I bardzo dobrze, że nastąpi kolaps. Rynek światowy odetnie się od tego hamulca wzrostowego i zacznie w końcu oddychać (zielonymi). Słabe jednostki którym pomoc nic nie daje należy zostawić, bo jedynie wpływają negatywnie na efektywność funkcjonowania całego organizmu. Tak dzieje się w przyrodzie i jest koniecznym elementem prowadzącym do równowagi. Zatem cieszmy się, że Grecja zbankrutuje. Właściwie to już zbankrutowała, co rynek dyskontował rok temu. Dziś więc każda informacja o nie-pomocy finansowej dla Grecji wywoła niekontrolowaną euforię rynku jako logiczna konsekwencja powrotu do zdrowia całego systemu. To Grecja hamuje wzrost PKB w Europie, to przez nią dziś mamy zatrzymanie ożywienia. Jak wiadomo Niemcy i Francja mają podstawowe znaczenie dla ekonomicznej sprawności Europy, a to właśnie te kraje wydają miliardy na podtrzymywanie życia bankrutów.


mylisz się, bankructwo Grecji, to zdefiniowane jako bankructwo, pociągnie za soba ogromne kłopoty banków Francji, Włoch i Niemiec. Banki skupują nic-nie-warte obligacje greckie i one kredytuja bieżącą działalność bankruta kredytami i zakupami innych walorów (również z giełdy greckiej).

Nie byłoby to problemem (kupują, sprzedają... normalka) gdyby nie fakt ujawnionej niedawno skali lewarowania finansowania. Maklerzy Societe Generale posługują się lewarem 1:50 (większym niż Lehman Brothers, którego maklerzy lewarowali się na rynku kredytów sub-prime 1:40) kupując i handlując najbardziej ryzykownymi walorami gospodarek przeżywających problemy (Grecji, Portugalii). To znaczy że w razie prawdziwego resetu Grecji, brakuje im ogromnej ilości pieniędzy na pokrycie strat.

w tej chwili, po ujawnieniu skali zaangażowania banków w transakcje finansowe na rynku greckim ogłoszenie bankructwa będzie dramatem a nie oddechem. Trzeba było 2 lata temu wrzasnąć na Grecję i zmusic ich do oszczędzania.. ale wtedy wszyscy rozdawali kase i pchali się w ryzykowne lewarowane transkacje na potęge.

▬▬▬

■ **Polecenie 1**
Przepisz dosłownie fragment powyższego tekstu o bankructwie Grecji, zaczynając od "mylisz się, bankructwo" i kontynuując aż do "z giełdy greckiej).".
■ **Polecenie 2**
Jakim lewarem posługują się maklerzy Societe Generale według powyższego tekstu o bankructwie Grecji?

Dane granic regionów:

▬▬▬

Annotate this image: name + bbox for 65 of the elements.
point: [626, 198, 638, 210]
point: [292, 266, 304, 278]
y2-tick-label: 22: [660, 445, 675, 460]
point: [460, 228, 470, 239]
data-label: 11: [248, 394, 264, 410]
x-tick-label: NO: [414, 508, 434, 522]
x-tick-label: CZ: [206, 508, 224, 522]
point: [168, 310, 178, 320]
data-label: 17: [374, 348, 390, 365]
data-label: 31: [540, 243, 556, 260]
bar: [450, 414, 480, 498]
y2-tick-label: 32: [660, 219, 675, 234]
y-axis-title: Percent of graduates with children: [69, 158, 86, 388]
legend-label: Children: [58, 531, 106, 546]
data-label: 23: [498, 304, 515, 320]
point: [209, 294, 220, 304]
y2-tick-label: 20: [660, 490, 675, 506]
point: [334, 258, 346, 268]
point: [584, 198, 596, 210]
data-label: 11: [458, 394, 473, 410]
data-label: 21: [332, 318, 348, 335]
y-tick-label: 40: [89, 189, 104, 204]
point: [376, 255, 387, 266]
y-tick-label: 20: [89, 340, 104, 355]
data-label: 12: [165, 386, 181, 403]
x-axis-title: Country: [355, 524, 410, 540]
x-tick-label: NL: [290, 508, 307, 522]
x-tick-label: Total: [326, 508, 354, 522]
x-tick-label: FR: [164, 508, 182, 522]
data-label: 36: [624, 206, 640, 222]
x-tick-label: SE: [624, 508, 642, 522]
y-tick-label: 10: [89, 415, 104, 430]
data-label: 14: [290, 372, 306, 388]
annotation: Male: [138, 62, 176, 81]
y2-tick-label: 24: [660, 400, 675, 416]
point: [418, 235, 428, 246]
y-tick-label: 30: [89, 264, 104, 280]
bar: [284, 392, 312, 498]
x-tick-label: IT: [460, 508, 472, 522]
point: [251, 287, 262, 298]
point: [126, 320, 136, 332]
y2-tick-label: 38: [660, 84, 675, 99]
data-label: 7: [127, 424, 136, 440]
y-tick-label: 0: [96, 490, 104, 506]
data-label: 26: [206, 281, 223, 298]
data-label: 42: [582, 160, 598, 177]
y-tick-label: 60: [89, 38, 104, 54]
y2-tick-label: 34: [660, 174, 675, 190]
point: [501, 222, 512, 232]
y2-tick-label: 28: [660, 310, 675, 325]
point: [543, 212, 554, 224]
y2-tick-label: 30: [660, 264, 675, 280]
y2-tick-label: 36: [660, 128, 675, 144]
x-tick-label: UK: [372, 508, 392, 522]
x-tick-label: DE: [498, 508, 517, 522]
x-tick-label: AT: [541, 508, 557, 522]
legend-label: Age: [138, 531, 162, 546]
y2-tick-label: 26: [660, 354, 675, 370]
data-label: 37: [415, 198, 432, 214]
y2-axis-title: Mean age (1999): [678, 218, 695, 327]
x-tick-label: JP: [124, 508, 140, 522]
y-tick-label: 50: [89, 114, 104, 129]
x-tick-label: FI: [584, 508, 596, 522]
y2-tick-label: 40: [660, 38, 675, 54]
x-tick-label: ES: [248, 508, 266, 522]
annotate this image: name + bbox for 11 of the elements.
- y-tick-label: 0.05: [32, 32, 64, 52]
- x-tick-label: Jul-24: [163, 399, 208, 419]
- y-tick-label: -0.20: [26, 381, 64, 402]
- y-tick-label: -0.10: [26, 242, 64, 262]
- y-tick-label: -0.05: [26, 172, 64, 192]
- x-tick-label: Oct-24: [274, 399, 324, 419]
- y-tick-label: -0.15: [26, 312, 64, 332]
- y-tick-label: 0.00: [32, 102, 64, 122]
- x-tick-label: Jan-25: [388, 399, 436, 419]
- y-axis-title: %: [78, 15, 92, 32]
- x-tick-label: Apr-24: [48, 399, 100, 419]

▬▬▬

■ **Oczekiwany wynik 1**
mylisz się, bankructwo Grecji, to zdefiniowane jako bankructwo, pociągnie za soba ogromne kłopoty banków Francji, Włoch i Niemiec. Banki skupują nic-nie-warte obligacje greckie i one kredytuja bieżącą działalność bankruta kredytami i zakupami innych walorów (również z giełdy greckiej).

■ **Oczekiwany wynik 2**
Lewarem 1:50.